• Aim
Copy out the data below verbatim.

[Figure collection entries]
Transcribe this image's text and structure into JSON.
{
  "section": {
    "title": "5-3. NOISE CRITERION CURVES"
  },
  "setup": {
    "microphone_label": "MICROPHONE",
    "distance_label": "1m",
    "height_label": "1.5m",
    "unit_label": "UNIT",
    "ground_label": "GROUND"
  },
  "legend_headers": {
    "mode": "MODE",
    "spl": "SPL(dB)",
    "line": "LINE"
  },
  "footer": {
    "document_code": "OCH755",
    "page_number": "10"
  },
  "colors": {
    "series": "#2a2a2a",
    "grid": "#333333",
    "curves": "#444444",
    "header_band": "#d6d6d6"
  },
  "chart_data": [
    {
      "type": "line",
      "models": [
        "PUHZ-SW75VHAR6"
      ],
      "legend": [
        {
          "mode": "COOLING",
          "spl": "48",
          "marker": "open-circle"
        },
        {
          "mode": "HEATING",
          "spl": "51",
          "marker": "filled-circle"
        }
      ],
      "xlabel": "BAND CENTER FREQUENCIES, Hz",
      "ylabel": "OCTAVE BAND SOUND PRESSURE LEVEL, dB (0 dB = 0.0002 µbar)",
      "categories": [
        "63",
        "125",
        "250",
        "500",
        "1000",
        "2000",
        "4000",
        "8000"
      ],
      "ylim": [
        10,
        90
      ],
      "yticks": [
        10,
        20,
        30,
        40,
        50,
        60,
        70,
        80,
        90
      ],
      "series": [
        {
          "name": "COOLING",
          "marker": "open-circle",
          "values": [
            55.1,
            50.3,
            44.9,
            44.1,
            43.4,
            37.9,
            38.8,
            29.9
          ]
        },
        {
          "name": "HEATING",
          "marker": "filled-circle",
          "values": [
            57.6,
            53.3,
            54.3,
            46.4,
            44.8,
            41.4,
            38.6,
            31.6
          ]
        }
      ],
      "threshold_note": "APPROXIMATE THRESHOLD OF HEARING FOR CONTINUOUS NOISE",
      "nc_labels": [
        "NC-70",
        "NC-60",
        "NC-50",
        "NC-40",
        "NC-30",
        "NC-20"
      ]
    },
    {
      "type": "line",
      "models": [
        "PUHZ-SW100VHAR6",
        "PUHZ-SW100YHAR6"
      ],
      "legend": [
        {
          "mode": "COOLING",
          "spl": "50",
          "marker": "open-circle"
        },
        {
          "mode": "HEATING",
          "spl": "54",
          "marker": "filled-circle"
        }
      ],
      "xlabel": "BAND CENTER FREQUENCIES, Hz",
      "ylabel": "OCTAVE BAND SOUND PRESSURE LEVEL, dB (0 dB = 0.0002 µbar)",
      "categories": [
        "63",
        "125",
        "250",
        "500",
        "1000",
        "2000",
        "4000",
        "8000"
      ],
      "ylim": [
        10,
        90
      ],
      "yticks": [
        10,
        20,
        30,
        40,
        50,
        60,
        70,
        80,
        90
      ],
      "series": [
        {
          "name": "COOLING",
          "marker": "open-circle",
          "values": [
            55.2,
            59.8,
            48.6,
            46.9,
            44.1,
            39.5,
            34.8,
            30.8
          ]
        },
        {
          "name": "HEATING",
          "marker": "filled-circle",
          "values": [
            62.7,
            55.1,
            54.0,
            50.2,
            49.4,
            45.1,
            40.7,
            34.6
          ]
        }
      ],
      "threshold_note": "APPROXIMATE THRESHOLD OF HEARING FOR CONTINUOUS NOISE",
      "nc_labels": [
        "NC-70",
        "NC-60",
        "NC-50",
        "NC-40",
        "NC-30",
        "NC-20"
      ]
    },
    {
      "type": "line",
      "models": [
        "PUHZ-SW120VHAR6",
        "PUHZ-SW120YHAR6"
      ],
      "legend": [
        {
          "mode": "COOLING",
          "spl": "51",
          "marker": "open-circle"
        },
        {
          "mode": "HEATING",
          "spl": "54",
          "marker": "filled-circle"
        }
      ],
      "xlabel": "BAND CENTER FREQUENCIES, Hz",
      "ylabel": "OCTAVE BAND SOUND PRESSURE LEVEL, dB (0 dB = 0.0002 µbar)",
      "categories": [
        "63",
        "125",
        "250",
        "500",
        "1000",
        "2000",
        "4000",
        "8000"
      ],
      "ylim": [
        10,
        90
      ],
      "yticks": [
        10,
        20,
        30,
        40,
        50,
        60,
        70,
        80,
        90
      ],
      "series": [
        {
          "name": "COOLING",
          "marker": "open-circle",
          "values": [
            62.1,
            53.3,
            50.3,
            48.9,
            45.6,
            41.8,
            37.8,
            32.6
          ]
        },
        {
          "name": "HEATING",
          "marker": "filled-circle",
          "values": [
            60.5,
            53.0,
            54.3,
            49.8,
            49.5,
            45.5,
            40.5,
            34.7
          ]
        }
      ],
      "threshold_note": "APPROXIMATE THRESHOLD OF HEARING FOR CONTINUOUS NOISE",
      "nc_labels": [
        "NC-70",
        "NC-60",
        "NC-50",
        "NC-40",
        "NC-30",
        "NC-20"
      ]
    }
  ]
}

• The completed task
Transcribe this image's text and structure into JSON.
{
  "section": {
    "title": "5-3. NOISE CRITERION CURVES"
  },
  "setup": {
    "microphone_label": "MICROPHONE",
    "distance_label": "1m",
    "height_label": "1.5m",
    "unit_label": "UNIT",
    "ground_label": "GROUND"
  },
  "legend_headers": {
    "mode": "MODE",
    "spl": "SPL(dB)",
    "line": "LINE"
  },
  "footer": {
    "document_code": "OCH755",
    "page_number": "10"
  },
  "colors": {
    "series": "#2a2a2a",
    "grid": "#333333",
    "curves": "#444444",
    "header_band": "#d6d6d6"
  },
  "chart_data": [
    {
      "type": "line",
      "models": [
        "PUHZ-SW75VHAR6"
      ],
      "legend": [
        {
          "mode": "COOLING",
          "spl": "48",
          "marker": "open-circle"
        },
        {
          "mode": "HEATING",
          "spl": "51",
          "marker": "filled-circle"
        }
      ],
      "xlabel": "BAND CENTER FREQUENCIES, Hz",
      "ylabel": "OCTAVE BAND SOUND PRESSURE LEVEL, dB (0 dB = 0.0002 µbar)",
      "categories": [
        "63",
        "125",
        "250",
        "500",
        "1000",
        "2000",
        "4000",
        "8000"
      ],
      "ylim": [
        10,
        90
      ],
      "yticks": [
        10,
        20,
        30,
        40,
        50,
        60,
        70,
        80,
        90
      ],
      "series": [
        {
          "name": "COOLING",
          "marker": "open-circle",
          "values": [
            55.1,
            50.3,
            44.9,
            44.1,
            43.4,
            37.9,
            38.8,
            29.9
          ]
        },
        {
          "name": "HEATING",
          "marker": "filled-circle",
          "values": [
            57.6,
            53.3,
            54.3,
            46.4,
            44.8,
            41.4,
            38.6,
            31.6
          ]
        }
      ],
      "threshold_note": "APPROXIMATE THRESHOLD OF HEARING FOR CONTINUOUS NOISE",
      "nc_labels": [
        "NC-70",
        "NC-60",
        "NC-50",
        "NC-40",
        "NC-30",
        "NC-20"
      ]
    },
    {
      "type": "line",
      "models": [
        "PUHZ-SW100VHAR6",
        "PUHZ-SW100YHAR6"
      ],
      "legend": [
        {
          "mode": "COOLING",
          "spl": "50",
          "marker": "open-circle"
        },
        {
          "mode": "HEATING",
          "spl": "54",
          "marker": "filled-circle"
        }
      ],
      "xlabel": "BAND CENTER FREQUENCIES, Hz",
      "ylabel": "OCTAVE BAND SOUND PRESSURE LEVEL, dB (0 dB = 0.0002 µbar)",
      "categories": [
        "63",
        "125",
        "250",
        "500",
        "1000",
        "2000",
        "4000",
        "8000"
      ],
      "ylim": [
        10,
        90
      ],
      "yticks": [
        10,
        20,
        30,
        40,
        50,
        60,
        70,
        80,
        90
      ],
      "series": [
        {
          "name": "COOLING",
          "marker": "open-circle",
          "values": [
            55.2,
            59.8,
            48.6,
            46.9,
            44.1,
            39.5,
            34.8,
            30.8
          ]
        },
        {
          "name": "HEATING",
          "marker": "filled-circle",
          "values": [
            62.7,
            55.1,
            54.0,
            50.2,
            49.4,
            45.1,
            40.7,
            34.6
          ]
        }
      ],
      "threshold_note": "APPROXIMATE THRESHOLD OF HEARING FOR CONTINUOUS NOISE",
      "nc_labels": [
        "NC-70",
        "NC-60",
        "NC-50",
        "NC-40",
        "NC-30",
        "NC-20"
      ]
    },
    {
      "type": "line",
      "models": [
        "PUHZ-SW120VHAR6",
        "PUHZ-SW120YHAR6"
      ],
      "legend": [
        {
          "mode": "COOLING",
          "spl": "51",
          "marker": "open-circle"
        },
        {
          "mode": "HEATING",
          "spl": "54",
          "marker": "filled-circle"
        }
      ],
      "xlabel": "BAND CENTER FREQUENCIES, Hz",
      "ylabel": "OCTAVE BAND SOUND PRESSURE LEVEL, dB (0 dB = 0.0002 µbar)",
      "categories": [
        "63",
        "125",
        "250",
        "500",
        "1000",
        "2000",
        "4000",
        "8000"
      ],
      "ylim": [
        10,
        90
      ],
      "yticks": [
        10,
        20,
        30,
        40,
        50,
        60,
        70,
        80,
        90
      ],
      "series": [
        {
          "name": "COOLING",
          "marker": "open-circle",
          "values": [
            62.1,
            53.3,
            50.3,
            48.9,
            45.6,
            41.8,
            37.8,
            32.6
          ]
        },
        {
          "name": "HEATING",
          "marker": "filled-circle",
          "values": [
            60.5,
            53.0,
            54.3,
            49.8,
            49.5,
            45.5,
            40.5,
            34.7
          ]
        }
      ],
      "threshold_note": "APPROXIMATE THRESHOLD OF HEARING FOR CONTINUOUS NOISE",
      "nc_labels": [
        "NC-70",
        "NC-60",
        "NC-50",
        "NC-40",
        "NC-30",
        "NC-20"
      ]
    }
  ]
}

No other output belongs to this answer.